* [STATED TASK 1]: Set down the rows below exactly as they appear, starting with the first row and ending with the row that contains "191, 646, 197]", with both included.
BEGIN EXCERPTED PASSAGE
Road to the Playoffs Altoona High School

A trip to the 2003 Western Finals will go through the weight room

By Christopher Burlingame
Published: Summer 2003
The 2002 season ended in a blizzard of emotion and snow as the Altoona Mountain Lions fell to the Woodland Hills Wolverines (then ranked number three in the country) in the Western Finals of the Pennsylvania AAAA State Playoffs. Several inches of powder blanketed the usually green turf of Mansion Park, creating a memorable snow globe of a game. The game was a disappointing end for the seniors, but they wished their teammates the best of luck next year, and they also stressed the importance of hard work in making the tradition of Mountain Lion football grow ever stronger.
In 2002 the Mountain Lions accomplished many impressive achievements that correlate directly with the dedication they showed to the strict year-round regimen of the Altoona Ironworks weight room. The 2002 seniors will especially leave their mark at Altoona Area High School. They finished with 31 victories to set a school record for most wins in three consecutive seasons. They have played in 41 out of a possible 45 games, an impressive feat in itself. The 45 games over three seasons are based on the maximum of 15 games a year a team can play in Pennsylvania if it makes it to the state championship game. The 2002 team also set the school single-season scoring record.
Head Coach Phil Riccio has put together an impressive résumé since taking over only four years ago. The Mountain Lions have set a record in the District Six AAAA by obtaining the crown three years in a row, a feat never accomplished in the district’s history. They also won back-to-back Western Conference titles, another first for District Six—not to mention that Altoona has also produced seven all-state players since Coach Riccio arrived.
Much of Altoona’s success can be attributed to Coach Riccio and to the Bigger Faster Stronger weight program and philosophy. The weight program has been integral in reestablishing the proud Mountain Lion roar in central Pennsylvania. This is a football program that has produced ten NFL football players in its storied past.
“As a team, we have gotten bigger, faster and stronger. This year we had 20 guys under 4.9 in the forty as a result of the BFS program. Strength Coach Mike Adams believes in the core lifts of the BFS program to keep driving the kids to work hard and see immediate results,” said Riccio.
END EXCERPTED PASSAGE
* [STATED TASK 2]: In the football article above, why is 45 given as the possible number of games over three seasons?
BEGIN SUPPLIED MATERIAL
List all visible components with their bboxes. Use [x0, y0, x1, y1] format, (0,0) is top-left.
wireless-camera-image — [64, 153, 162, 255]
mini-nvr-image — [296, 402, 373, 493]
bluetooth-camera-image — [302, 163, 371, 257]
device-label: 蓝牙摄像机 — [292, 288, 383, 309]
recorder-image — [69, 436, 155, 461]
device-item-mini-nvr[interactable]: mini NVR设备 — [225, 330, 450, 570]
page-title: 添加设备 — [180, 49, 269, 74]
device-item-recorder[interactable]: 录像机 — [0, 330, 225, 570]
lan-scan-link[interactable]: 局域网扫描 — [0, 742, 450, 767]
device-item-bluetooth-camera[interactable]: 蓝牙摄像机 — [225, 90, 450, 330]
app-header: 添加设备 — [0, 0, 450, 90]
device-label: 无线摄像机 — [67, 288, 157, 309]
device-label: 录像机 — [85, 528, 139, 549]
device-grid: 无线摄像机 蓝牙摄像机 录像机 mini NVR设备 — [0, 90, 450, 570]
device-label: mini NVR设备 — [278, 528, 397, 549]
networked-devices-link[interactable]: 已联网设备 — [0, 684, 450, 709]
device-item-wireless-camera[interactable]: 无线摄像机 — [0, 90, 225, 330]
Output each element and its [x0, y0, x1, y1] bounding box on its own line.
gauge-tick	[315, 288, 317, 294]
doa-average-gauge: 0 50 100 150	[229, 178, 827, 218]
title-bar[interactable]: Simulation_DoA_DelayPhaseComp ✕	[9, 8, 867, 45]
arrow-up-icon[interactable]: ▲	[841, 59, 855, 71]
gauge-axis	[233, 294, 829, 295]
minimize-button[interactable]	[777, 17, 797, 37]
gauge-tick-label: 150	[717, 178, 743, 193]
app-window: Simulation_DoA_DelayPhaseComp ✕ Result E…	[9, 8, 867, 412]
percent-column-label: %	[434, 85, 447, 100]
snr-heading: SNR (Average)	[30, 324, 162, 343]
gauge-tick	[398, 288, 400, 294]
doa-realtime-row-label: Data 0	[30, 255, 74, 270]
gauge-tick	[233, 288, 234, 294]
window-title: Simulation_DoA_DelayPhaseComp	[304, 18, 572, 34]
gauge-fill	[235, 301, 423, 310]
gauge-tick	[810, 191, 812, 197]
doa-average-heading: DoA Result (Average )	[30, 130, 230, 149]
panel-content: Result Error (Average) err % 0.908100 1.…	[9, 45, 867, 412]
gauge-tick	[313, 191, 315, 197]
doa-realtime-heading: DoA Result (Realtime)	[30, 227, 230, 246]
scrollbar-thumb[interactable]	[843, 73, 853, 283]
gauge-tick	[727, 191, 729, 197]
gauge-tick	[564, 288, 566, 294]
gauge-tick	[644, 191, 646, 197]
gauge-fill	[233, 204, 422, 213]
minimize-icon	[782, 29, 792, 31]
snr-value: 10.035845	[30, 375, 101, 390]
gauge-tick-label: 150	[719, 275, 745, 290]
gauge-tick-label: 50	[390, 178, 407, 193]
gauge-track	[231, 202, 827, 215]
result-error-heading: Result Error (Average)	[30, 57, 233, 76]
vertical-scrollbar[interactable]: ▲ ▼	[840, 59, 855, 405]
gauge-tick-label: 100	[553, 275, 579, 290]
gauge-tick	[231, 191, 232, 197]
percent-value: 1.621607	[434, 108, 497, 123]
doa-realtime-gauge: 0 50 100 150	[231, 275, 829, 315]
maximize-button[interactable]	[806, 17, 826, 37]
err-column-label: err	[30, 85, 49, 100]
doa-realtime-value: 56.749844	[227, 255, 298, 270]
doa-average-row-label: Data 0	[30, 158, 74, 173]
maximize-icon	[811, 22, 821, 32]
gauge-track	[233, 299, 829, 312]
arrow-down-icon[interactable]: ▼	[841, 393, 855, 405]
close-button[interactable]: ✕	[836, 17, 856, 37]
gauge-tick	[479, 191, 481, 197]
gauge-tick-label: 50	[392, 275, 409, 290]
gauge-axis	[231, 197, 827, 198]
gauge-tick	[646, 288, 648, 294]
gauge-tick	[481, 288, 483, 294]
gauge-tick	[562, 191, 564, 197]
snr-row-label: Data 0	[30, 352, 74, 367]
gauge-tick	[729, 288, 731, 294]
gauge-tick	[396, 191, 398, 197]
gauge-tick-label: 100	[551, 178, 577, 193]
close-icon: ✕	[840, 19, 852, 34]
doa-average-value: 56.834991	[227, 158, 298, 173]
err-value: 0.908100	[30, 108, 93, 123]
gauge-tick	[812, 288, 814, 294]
END SUPPLIED MATERIAL
* [WRITTEN REPLY 1]:
List all visible components with their bboxes. Use [x0, y0, x1, y1] format, (0,0) is top-left.
wireless-camera-image — [64, 153, 162, 255]
mini-nvr-image — [296, 402, 373, 493]
bluetooth-camera-image — [302, 163, 371, 257]
device-label: 蓝牙摄像机 — [292, 288, 383, 309]
recorder-image — [69, 436, 155, 461]
device-item-mini-nvr[interactable]: mini NVR设备 — [225, 330, 450, 570]
page-title: 添加设备 — [180, 49, 269, 74]
device-item-recorder[interactable]: 录像机 — [0, 330, 225, 570]
lan-scan-link[interactable]: 局域网扫描 — [0, 742, 450, 767]
device-item-bluetooth-camera[interactable]: 蓝牙摄像机 — [225, 90, 450, 330]
app-header: 添加设备 — [0, 0, 450, 90]
device-label: 无线摄像机 — [67, 288, 157, 309]
device-label: 录像机 — [85, 528, 139, 549]
device-grid: 无线摄像机 蓝牙摄像机 录像机 mini NVR设备 — [0, 90, 450, 570]
device-label: mini NVR设备 — [278, 528, 397, 549]
networked-devices-link[interactable]: 已联网设备 — [0, 684, 450, 709]
device-item-wireless-camera[interactable]: 无线摄像机 — [0, 90, 225, 330]
Output each element and its [x0, y0, x1, y1] bounding box on its own line.
gauge-tick	[315, 288, 317, 294]
doa-average-gauge: 0 50 100 150	[229, 178, 827, 218]
title-bar[interactable]: Simulation_DoA_DelayPhaseComp ✕	[9, 8, 867, 45]
arrow-up-icon[interactable]: ▲	[841, 59, 855, 71]
gauge-axis	[233, 294, 829, 295]
minimize-button[interactable]	[777, 17, 797, 37]
gauge-tick-label: 150	[717, 178, 743, 193]
app-window: Simulation_DoA_DelayPhaseComp ✕ Result E…	[9, 8, 867, 412]
percent-column-label: %	[434, 85, 447, 100]
snr-heading: SNR (Average)	[30, 324, 162, 343]
gauge-tick	[398, 288, 400, 294]
doa-realtime-row-label: Data 0	[30, 255, 74, 270]
gauge-tick	[233, 288, 234, 294]
window-title: Simulation_DoA_DelayPhaseComp	[304, 18, 572, 34]
gauge-fill	[235, 301, 423, 310]
gauge-tick	[810, 191, 812, 197]
doa-average-heading: DoA Result (Average )	[30, 130, 230, 149]
panel-content: Result Error (Average) err % 0.908100 1.…	[9, 45, 867, 412]
gauge-tick	[313, 191, 315, 197]
doa-realtime-heading: DoA Result (Realtime)	[30, 227, 230, 246]
scrollbar-thumb[interactable]	[843, 73, 853, 283]
gauge-tick	[727, 191, 729, 197]
gauge-tick	[564, 288, 566, 294]
gauge-tick	[644, 191, 646, 197]

* [WRITTEN REPLY 2]: A team in Pennsylvania can play at most 15 games a year if it reaches the state championship game. Three seasons at that maximum give 45 games.